For each line below that includes the word "name", make a copy.

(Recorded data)
------------

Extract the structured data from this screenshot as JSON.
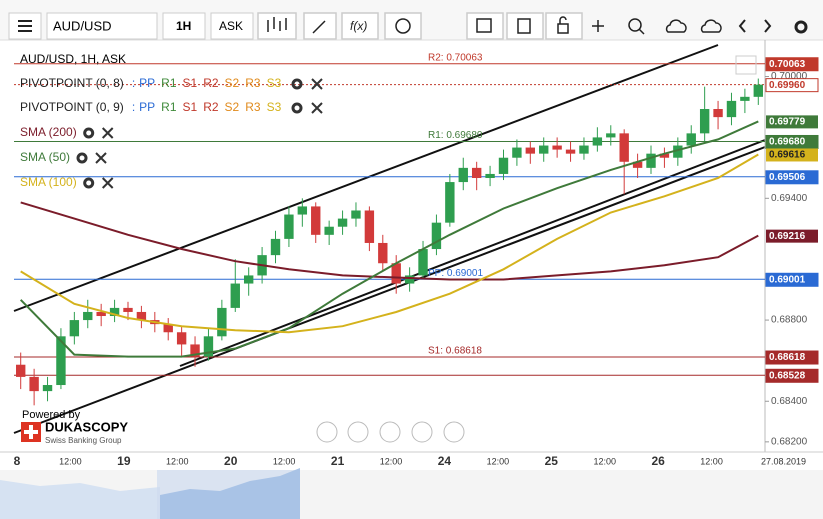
{
  "toolbar": {
    "instrument": "AUD/USD",
    "period": "1H",
    "side": "ASK"
  },
  "chart_data": {
    "type": "candlestick",
    "title": "AUD/USD, 1H, ASK",
    "up_color": "#2e9e4f",
    "down_color": "#d23a3a",
    "ylim": [
      0.6815,
      0.7018
    ],
    "yticks": [
      {
        "value": 0.682,
        "label": "0.68200"
      },
      {
        "value": 0.684,
        "label": "0.68400"
      },
      {
        "value": 0.688,
        "label": "0.68800"
      },
      {
        "value": 0.694,
        "label": "0.69400"
      },
      {
        "value": 0.7,
        "label": "0.70000"
      }
    ],
    "categories": [
      "8",
      "12:00",
      "19",
      "12:00",
      "20",
      "12:00",
      "21",
      "12:00",
      "24",
      "12:00",
      "25",
      "12:00",
      "26",
      "12:00",
      "27.08.2019"
    ],
    "ohlc": [
      [
        0.6858,
        0.6864,
        0.6846,
        0.6852
      ],
      [
        0.6852,
        0.6856,
        0.6838,
        0.6845
      ],
      [
        0.6845,
        0.6852,
        0.684,
        0.6848
      ],
      [
        0.6848,
        0.6876,
        0.6846,
        0.6872
      ],
      [
        0.6872,
        0.6884,
        0.6868,
        0.688
      ],
      [
        0.688,
        0.689,
        0.6876,
        0.6884
      ],
      [
        0.6884,
        0.6888,
        0.6877,
        0.6882
      ],
      [
        0.6882,
        0.689,
        0.6879,
        0.6886
      ],
      [
        0.6886,
        0.6889,
        0.688,
        0.6884
      ],
      [
        0.6884,
        0.6887,
        0.6876,
        0.688
      ],
      [
        0.688,
        0.6884,
        0.6874,
        0.6878
      ],
      [
        0.6878,
        0.6881,
        0.687,
        0.6874
      ],
      [
        0.6874,
        0.6877,
        0.6862,
        0.6868
      ],
      [
        0.6868,
        0.6872,
        0.6857,
        0.6862
      ],
      [
        0.6862,
        0.6876,
        0.686,
        0.6872
      ],
      [
        0.6872,
        0.689,
        0.687,
        0.6886
      ],
      [
        0.6886,
        0.691,
        0.6884,
        0.6898
      ],
      [
        0.6898,
        0.6906,
        0.6892,
        0.6902
      ],
      [
        0.6902,
        0.6916,
        0.6898,
        0.6912
      ],
      [
        0.6912,
        0.6924,
        0.6908,
        0.692
      ],
      [
        0.692,
        0.6936,
        0.6916,
        0.6932
      ],
      [
        0.6932,
        0.694,
        0.6926,
        0.6936
      ],
      [
        0.6936,
        0.6938,
        0.6918,
        0.6922
      ],
      [
        0.6922,
        0.6929,
        0.6917,
        0.6926
      ],
      [
        0.6926,
        0.6934,
        0.6922,
        0.693
      ],
      [
        0.693,
        0.6938,
        0.6926,
        0.6934
      ],
      [
        0.6934,
        0.6936,
        0.6914,
        0.6918
      ],
      [
        0.6918,
        0.6922,
        0.6904,
        0.6908
      ],
      [
        0.6908,
        0.6912,
        0.6893,
        0.6898
      ],
      [
        0.6898,
        0.6906,
        0.6894,
        0.6902
      ],
      [
        0.6902,
        0.6919,
        0.69,
        0.6915
      ],
      [
        0.6915,
        0.6932,
        0.6912,
        0.6928
      ],
      [
        0.6928,
        0.6952,
        0.6926,
        0.6948
      ],
      [
        0.6948,
        0.696,
        0.6944,
        0.6955
      ],
      [
        0.6955,
        0.6958,
        0.6944,
        0.695
      ],
      [
        0.695,
        0.6956,
        0.6946,
        0.6952
      ],
      [
        0.6952,
        0.6964,
        0.6949,
        0.696
      ],
      [
        0.696,
        0.6969,
        0.6956,
        0.6965
      ],
      [
        0.6965,
        0.6968,
        0.6957,
        0.6962
      ],
      [
        0.6962,
        0.697,
        0.6958,
        0.6966
      ],
      [
        0.6966,
        0.697,
        0.696,
        0.6964
      ],
      [
        0.6964,
        0.6968,
        0.6958,
        0.6962
      ],
      [
        0.6962,
        0.697,
        0.6959,
        0.6966
      ],
      [
        0.6966,
        0.6975,
        0.6963,
        0.697
      ],
      [
        0.697,
        0.6976,
        0.6966,
        0.6972
      ],
      [
        0.6972,
        0.6974,
        0.6942,
        0.6958
      ],
      [
        0.6958,
        0.6962,
        0.695,
        0.6955
      ],
      [
        0.6955,
        0.6966,
        0.6952,
        0.6962
      ],
      [
        0.6962,
        0.6965,
        0.6955,
        0.696
      ],
      [
        0.696,
        0.697,
        0.6956,
        0.6966
      ],
      [
        0.6966,
        0.6976,
        0.6962,
        0.6972
      ],
      [
        0.6972,
        0.6995,
        0.6968,
        0.6984
      ],
      [
        0.6984,
        0.6988,
        0.6974,
        0.698
      ],
      [
        0.698,
        0.6992,
        0.6976,
        0.6988
      ],
      [
        0.6988,
        0.6994,
        0.6982,
        0.699
      ],
      [
        0.699,
        0.6999,
        0.6986,
        0.6996
      ]
    ],
    "x": [
      0,
      4,
      8,
      12,
      16,
      20,
      24,
      28,
      32,
      36,
      40,
      44,
      48,
      52,
      55
    ],
    "series": [
      {
        "name": "SMA (200)",
        "color": "#7b1c2a",
        "values": [
          0.6938,
          0.693,
          0.6922,
          0.6915,
          0.6909,
          0.6905,
          0.6902,
          0.6901,
          0.69,
          0.69,
          0.6902,
          0.6904,
          0.6907,
          0.6911,
          0.69216
        ],
        "last_label": "0.69216",
        "badge_color": "#7b1c2a"
      },
      {
        "name": "SMA (50)",
        "color": "#3f7a3a",
        "values": [
          0.689,
          0.6863,
          0.6862,
          0.6862,
          0.6866,
          0.6876,
          0.6893,
          0.6908,
          0.6922,
          0.6935,
          0.6945,
          0.6954,
          0.6962,
          0.6969,
          0.69779
        ],
        "last_label": "0.69779",
        "badge_color": "#3f7a3a"
      },
      {
        "name": "SMA (100)",
        "color": "#d4b21c",
        "values": [
          0.6904,
          0.6888,
          0.6881,
          0.6877,
          0.6875,
          0.6874,
          0.6877,
          0.6884,
          0.6893,
          0.6905,
          0.692,
          0.6933,
          0.6941,
          0.695,
          0.69616
        ],
        "last_label": "0.69616",
        "badge_color": "#d4b21c"
      }
    ],
    "pivot_legends": [
      "PIVOTPOINT (0, 8)",
      "PIVOTPOINT (0, 9)"
    ],
    "pivot_items": [
      {
        "name": "PP",
        "color": "#2a6ad4"
      },
      {
        "name": "R1",
        "color": "#3f8a3a"
      },
      {
        "name": "S1",
        "color": "#c0392b"
      },
      {
        "name": "R2",
        "color": "#c0392b"
      },
      {
        "name": "S2",
        "color": "#e08a1c"
      },
      {
        "name": "R3",
        "color": "#e08a1c"
      },
      {
        "name": "S3",
        "color": "#d4b21c"
      }
    ],
    "pivot_prefix": ":",
    "levels": [
      {
        "value": 0.70063,
        "label": "R2: 0.70063",
        "badge": "0.70063",
        "color": "#c0392b"
      },
      {
        "value": 0.6996,
        "badge": "0.69960",
        "color": "#c0392b",
        "dashed": true
      },
      {
        "value": 0.6968,
        "label": "R1: 0.69680",
        "badge": "0.69680",
        "color": "#3f7a3a"
      },
      {
        "value": 0.69506,
        "badge": "0.69506",
        "color": "#2a6ad4"
      },
      {
        "value": 0.69001,
        "label": "PP: 0.69001",
        "badge": "0.69001",
        "color": "#2a6ad4"
      },
      {
        "value": 0.68618,
        "label": "S1: 0.68618",
        "badge": "0.68618",
        "color": "#a52a2a"
      },
      {
        "value": 0.68528,
        "badge": "0.68528",
        "color": "#a52a2a"
      }
    ],
    "grid": false
  },
  "branding": {
    "powered": "Powered by",
    "name": "DUKASCOPY",
    "tagline": "Swiss Banking Group"
  }
}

------------

## Complete output
        "name": "SMA (200)",
        "name": "SMA (50)",
        "name": "SMA (100)",
        "name": "PP",
        "name": "R1",
        "name": "S1",
        "name": "R2",
        "name": "S2",
        "name": "R3",
        "name": "S3",
    "name": "DUKASCOPY",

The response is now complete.